_Data shown:_
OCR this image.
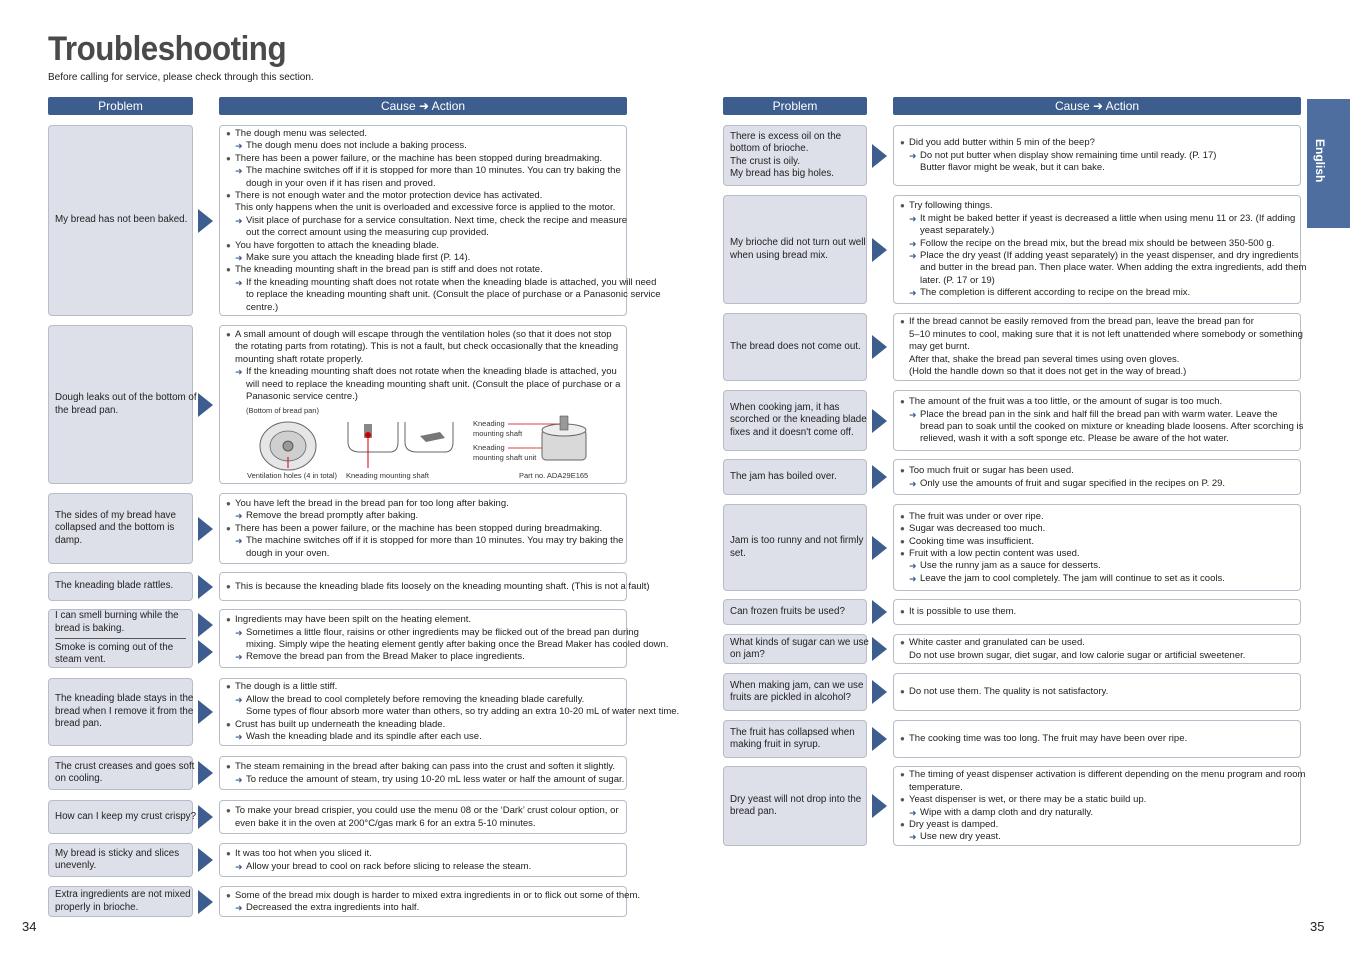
Troubleshooting
Before calling for service, please check through this section.
Problem	Cause ➜ Action	Problem	Cause ➜ Action
English
34	35
My bread has not been baked.
● The dough menu was selected.
➜ The dough menu does not include a baking process.
● There has been a power failure, or the machine has been stopped during breadmaking.
➜ The machine switches off if it is stopped for more than 10 minutes. You can try baking the
dough in your oven if it has risen and proved.
● There is not enough water and the motor protection device has activated.
This only happens when the unit is overloaded and excessive force is applied to the motor.
➜ Visit place of purchase for a service consultation. Next time, check the recipe and measure
out the correct amount using the measuring cup provided.
● You have forgotten to attach the kneading blade.
➜ Make sure you attach the kneading blade first (P. 14).
● The kneading mounting shaft in the bread pan is stiff and does not rotate.
➜ If the kneading mounting shaft does not rotate when the kneading blade is attached, you will need
to replace the kneading mounting shaft unit. (Consult the place of purchase or a Panasonic service
centre.)
Dough leaks out of the bottom of
the bread pan.
● A small amount of dough will escape through the ventilation holes (so that it does not stop
the rotating parts from rotating). This is not a fault, but check occasionally that the kneading
mounting shaft rotate properly.
➜ If the kneading mounting shaft does not rotate when the kneading blade is attached, you
will need to replace the kneading mounting shaft unit. (Consult the place of purchase or a
Panasonic service centre.)
The sides of my bread have
collapsed and the bottom is
damp.
● You have left the bread in the bread pan for too long after baking.
➜ Remove the bread promptly after baking.
● There has been a power failure, or the machine has been stopped during breadmaking.
➜ The machine switches off if it is stopped for more than 10 minutes. You may try baking the
dough in your oven.
The kneading blade rattles.	● This is because the kneading blade fits loosely on the kneading mounting shaft. (This is not a fault)
I can smell burning while the
bread is baking.
Smoke is coming out of the
steam vent.
● Ingredients may have been spilt on the heating element.
➜ Sometimes a little flour, raisins or other ingredients may be flicked out of the bread pan during
mixing. Simply wipe the heating element gently after baking once the Bread Maker has cooled down.
➜ Remove the bread pan from the Bread Maker to place ingredients.
The kneading blade stays in the
bread when I remove it from the
bread pan.
● The dough is a little stiff.
➜ Allow the bread to cool completely before removing the kneading blade carefully.
Some types of flour absorb more water than others, so try adding an extra 10-20 mL of water next time.
● Crust has built up underneath the kneading blade.
➜ Wash the kneading blade and its spindle after each use.
The crust creases and goes soft
on cooling.
● The steam remaining in the bread after baking can pass into the crust and soften it slightly.
➜ To reduce the amount of steam, try using 10-20 mL less water or half the amount of sugar.
How can I keep my crust crispy?
● To make your bread crispier, you could use the menu 08 or the ‘Dark’ crust colour option, or
even bake it in the oven at 200°C/gas mark 6 for an extra 5-10 minutes.
My bread is sticky and slices
unevenly.
● It was too hot when you sliced it.
➜ Allow your bread to cool on rack before slicing to release the steam.
Extra ingredients are not mixed
properly in brioche.
● Some of the bread mix dough is harder to mixed extra ingredients in or to flick out some of them.
➜ Decreased the extra ingredients into half.
There is excess oil on the
bottom of brioche.
The crust is oily.
My bread has big holes.
● Did you add butter within 5 min of the beep?
➜ Do not put butter when display show remaining time until ready. (P. 17)
Butter flavor might be weak, but it can bake.
My brioche did not turn out well
when using bread mix.
● Try following things.
➜ It might be baked better if yeast is decreased a little when using menu 11 or 23. (If adding
yeast separately.)
➜ Follow the recipe on the bread mix, but the bread mix should be between 350-500 g.
➜ Place the dry yeast (If adding yeast separately) in the yeast dispenser, and dry ingredients
and butter in the bread pan. Then place water. When adding the extra ingredients, add them
later. (P. 17 or 19)
➜ The completion is different according to recipe on the bread mix.
The bread does not come out.
● If the bread cannot be easily removed from the bread pan, leave the bread pan for
5–10 minutes to cool, making sure that it is not left unattended where somebody or something
may get burnt.
After that, shake the bread pan several times using oven gloves.
(Hold the handle down so that it does not get in the way of bread.)
When cooking jam, it has
scorched or the kneading blade
fixes and it doesn't come off.
● The amount of the fruit was a too little, or the amount of sugar is too much.
➜ Place the bread pan in the sink and half fill the bread pan with warm water. Leave the
bread pan to soak until the cooked on mixture or kneading blade loosens. After scorching is
relieved, wash it with a soft sponge etc. Please be aware of the hot water.
The jam has boiled over.
● Too much fruit or sugar has been used.
➜ Only use the amounts of fruit and sugar specified in the recipes on P. 29.
Jam is too runny and not firmly
set.
● The fruit was under or over ripe.
● Sugar was decreased too much.
● Cooking time was insufficient.
● Fruit with a low pectin content was used.
➜ Use the runny jam as a sauce for desserts.
➜ Leave the jam to cool completely. The jam will continue to set as it cools.
Can frozen fruits be used?	● It is possible to use them.
What kinds of sugar can we use
on jam?
● White caster and granulated can be used.
Do not use brown sugar, diet sugar, and low calorie sugar or artificial sweetener.
When making jam, can we use
fruits are pickled in alcohol?
● Do not use them. The quality is not satisfactory.
The fruit has collapsed when
making fruit in syrup.
● The cooking time was too long. The fruit may have been over ripe.
Dry yeast will not drop into the
bread pan.
● The timing of yeast dispenser activation is different depending on the menu program and room
temperature.
● Yeast dispenser is wet, or there may be a static build up.
➜ Wipe with a damp cloth and dry naturally.
● Dry yeast is damped.
➜ Use new dry yeast.
(Bottom of bread pan)
Ventilation holes (4 in total) Kneading mounting shaft
Kneading
mounting shaft
Kneading
mounting shaft unit
Part no. ADA29E165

_Given task:_ Copy everything in the records above except the pictures, exactly as written.

_Output of the task:_
OCR this image.
Troubleshooting
Before calling for service, please check through this section.
Problem	Cause ➜ Action	Problem	Cause ➜ Action
English
34	35
My bread has not been baked.
● The dough menu was selected.
➜ The dough menu does not include a baking process.
● There has been a power failure, or the machine has been stopped during breadmaking.
➜ The machine switches off if it is stopped for more than 10 minutes. You can try baking the
dough in your oven if it has risen and proved.
● There is not enough water and the motor protection device has activated.
This only happens when the unit is overloaded and excessive force is applied to the motor.
➜ Visit place of purchase for a service consultation. Next time, check the recipe and measure
out the correct amount using the measuring cup provided.
● You have forgotten to attach the kneading blade.
➜ Make sure you attach the kneading blade first (P. 14).
● The kneading mounting shaft in the bread pan is stiff and does not rotate.
➜ If the kneading mounting shaft does not rotate when the kneading blade is attached, you will need
to replace the kneading mounting shaft unit. (Consult the place of purchase or a Panasonic service
centre.)
Dough leaks out of the bottom of
the bread pan.
● A small amount of dough will escape through the ventilation holes (so that it does not stop
the rotating parts from rotating). This is not a fault, but check occasionally that the kneading
mounting shaft rotate properly.
➜ If the kneading mounting shaft does not rotate when the kneading blade is attached, you
will need to replace the kneading mounting shaft unit. (Consult the place of purchase or a
Panasonic service centre.)
The sides of my bread have
collapsed and the bottom is
damp.
● You have left the bread in the bread pan for too long after baking.
➜ Remove the bread promptly after baking.
● There has been a power failure, or the machine has been stopped during breadmaking.
➜ The machine switches off if it is stopped for more than 10 minutes. You may try baking the
dough in your oven.
The kneading blade rattles.	● This is because the kneading blade fits loosely on the kneading mounting shaft. (This is not a fault)
I can smell burning while the
bread is baking.
Smoke is coming out of the
steam vent.
● Ingredients may have been spilt on the heating element.
➜ Sometimes a little flour, raisins or other ingredients may be flicked out of the bread pan during
mixing. Simply wipe the heating element gently after baking once the Bread Maker has cooled down.
➜ Remove the bread pan from the Bread Maker to place ingredients.
The kneading blade stays in the
bread when I remove it from the
bread pan.
● The dough is a little stiff.
➜ Allow the bread to cool completely before removing the kneading blade carefully.
Some types of flour absorb more water than others, so try adding an extra 10-20 mL of water next time.
● Crust has built up underneath the kneading blade.
➜ Wash the kneading blade and its spindle after each use.
The crust creases and goes soft
on cooling.
● The steam remaining in the bread after baking can pass into the crust and soften it slightly.
➜ To reduce the amount of steam, try using 10-20 mL less water or half the amount of sugar.
How can I keep my crust crispy?
● To make your bread crispier, you could use the menu 08 or the ‘Dark’ crust colour option, or
even bake it in the oven at 200°C/gas mark 6 for an extra 5-10 minutes.
My bread is sticky and slices
unevenly.
● It was too hot when you sliced it.
➜ Allow your bread to cool on rack before slicing to release the steam.
Extra ingredients are not mixed
properly in brioche.
● Some of the bread mix dough is harder to mixed extra ingredients in or to flick out some of them.
➜ Decreased the extra ingredients into half.
There is excess oil on the
bottom of brioche.
The crust is oily.
My bread has big holes.
● Did you add butter within 5 min of the beep?
➜ Do not put butter when display show remaining time until ready. (P. 17)
Butter flavor might be weak, but it can bake.
My brioche did not turn out well
when using bread mix.
● Try following things.
➜ It might be baked better if yeast is decreased a little when using menu 11 or 23. (If adding
yeast separately.)
➜ Follow the recipe on the bread mix, but the bread mix should be between 350-500 g.
➜ Place the dry yeast (If adding yeast separately) in the yeast dispenser, and dry ingredients
and butter in the bread pan. Then place water. When adding the extra ingredients, add them
later. (P. 17 or 19)
➜ The completion is different according to recipe on the bread mix.
The bread does not come out.
● If the bread cannot be easily removed from the bread pan, leave the bread pan for
5–10 minutes to cool, making sure that it is not left unattended where somebody or something
may get burnt.
After that, shake the bread pan several times using oven gloves.
(Hold the handle down so that it does not get in the way of bread.)
When cooking jam, it has
scorched or the kneading blade
fixes and it doesn't come off.
● The amount of the fruit was a too little, or the amount of sugar is too much.
➜ Place the bread pan in the sink and half fill the bread pan with warm water. Leave the
bread pan to soak until the cooked on mixture or kneading blade loosens. After scorching is
relieved, wash it with a soft sponge etc. Please be aware of the hot water.
The jam has boiled over.
● Too much fruit or sugar has been used.
➜ Only use the amounts of fruit and sugar specified in the recipes on P. 29.
Jam is too runny and not firmly
set.
● The fruit was under or over ripe.
● Sugar was decreased too much.
● Cooking time was insufficient.
● Fruit with a low pectin content was used.
➜ Use the runny jam as a sauce for desserts.
➜ Leave the jam to cool completely. The jam will continue to set as it cools.
Can frozen fruits be used?	● It is possible to use them.
What kinds of sugar can we use
on jam?
● White caster and granulated can be used.
Do not use brown sugar, diet sugar, and low calorie sugar or artificial sweetener.
When making jam, can we use
fruits are pickled in alcohol?
● Do not use them. The quality is not satisfactory.
The fruit has collapsed when
making fruit in syrup.
● The cooking time was too long. The fruit may have been over ripe.
Dry yeast will not drop into the
bread pan.
● The timing of yeast dispenser activation is different depending on the menu program and room
temperature.
● Yeast dispenser is wet, or there may be a static build up.
➜ Wipe with a damp cloth and dry naturally.
● Dry yeast is damped.
➜ Use new dry yeast.
(Bottom of bread pan)
Ventilation holes (4 in total) Kneading mounting shaft
Kneading
mounting shaft
Kneading
mounting shaft unit
Part no. ADA29E165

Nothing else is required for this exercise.